_Aim of the task_
Restate the whole listing word for word. Pictures are left out.

## begin

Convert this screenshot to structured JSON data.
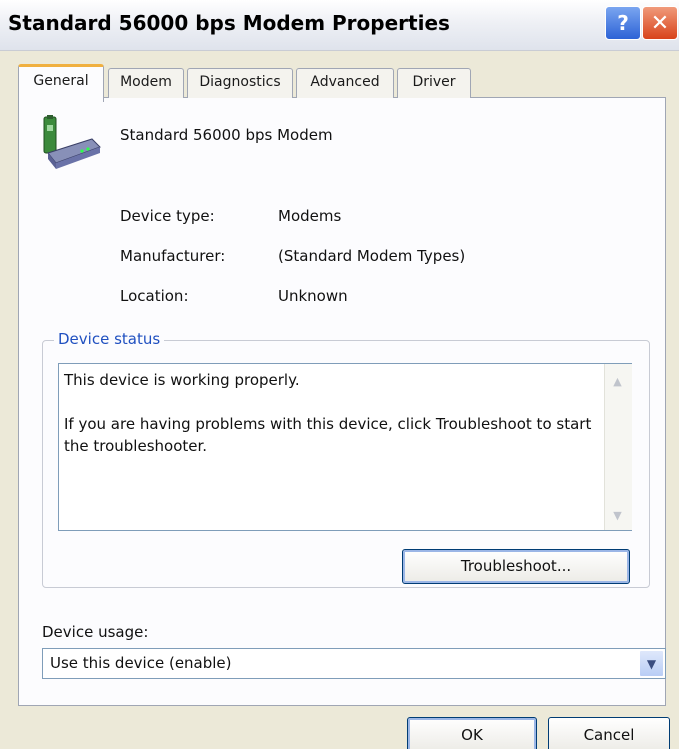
{
  "window": {
    "title": "Standard 56000 bps Modem Properties",
    "help_glyph": "?",
    "close_glyph": "✕"
  },
  "tabs": [
    {
      "label": "General",
      "active": true
    },
    {
      "label": "Modem",
      "active": false
    },
    {
      "label": "Diagnostics",
      "active": false
    },
    {
      "label": "Advanced",
      "active": false
    },
    {
      "label": "Driver",
      "active": false
    }
  ],
  "device": {
    "name": "Standard 56000 bps Modem",
    "icon": "modem-icon",
    "properties": [
      {
        "label": "Device type:",
        "value": "Modems"
      },
      {
        "label": "Manufacturer:",
        "value": "(Standard Modem Types)"
      },
      {
        "label": "Location:",
        "value": "Unknown"
      }
    ]
  },
  "status": {
    "group_title": "Device status",
    "line1": "This device is working properly.",
    "line2": "If you are having problems with this device, click Troubleshoot to start the troubleshooter.",
    "troubleshoot_label": "Troubleshoot..."
  },
  "usage": {
    "label": "Device usage:",
    "selected": "Use this device (enable)"
  },
  "buttons": {
    "ok": "OK",
    "cancel": "Cancel"
  },
  "colors": {
    "dialog_background": "#ece9d8",
    "panel_background": "#fcfcfe",
    "group_title": "#2050c0",
    "close_button": "#d8431c",
    "help_button": "#2d63d6",
    "active_tab_highlight": "#f0b040"
  }
}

## end

_Solution for this exercise_
Convert this screenshot to structured JSON data.
{
  "window": {
    "title": "Standard 56000 bps Modem Properties",
    "help_glyph": "?",
    "close_glyph": "✕"
  },
  "tabs": [
    {
      "label": "General",
      "active": true
    },
    {
      "label": "Modem",
      "active": false
    },
    {
      "label": "Diagnostics",
      "active": false
    },
    {
      "label": "Advanced",
      "active": false
    },
    {
      "label": "Driver",
      "active": false
    }
  ],
  "device": {
    "name": "Standard 56000 bps Modem",
    "icon": "modem-icon",
    "properties": [
      {
        "label": "Device type:",
        "value": "Modems"
      },
      {
        "label": "Manufacturer:",
        "value": "(Standard Modem Types)"
      },
      {
        "label": "Location:",
        "value": "Unknown"
      }
    ]
  },
  "status": {
    "group_title": "Device status",
    "line1": "This device is working properly.",
    "line2": "If you are having problems with this device, click Troubleshoot to start the troubleshooter.",
    "troubleshoot_label": "Troubleshoot..."
  },
  "usage": {
    "label": "Device usage:",
    "selected": "Use this device (enable)"
  },
  "buttons": {
    "ok": "OK",
    "cancel": "Cancel"
  },
  "colors": {
    "dialog_background": "#ece9d8",
    "panel_background": "#fcfcfe",
    "group_title": "#2050c0",
    "close_button": "#d8431c",
    "help_button": "#2d63d6",
    "active_tab_highlight": "#f0b040"
  }
}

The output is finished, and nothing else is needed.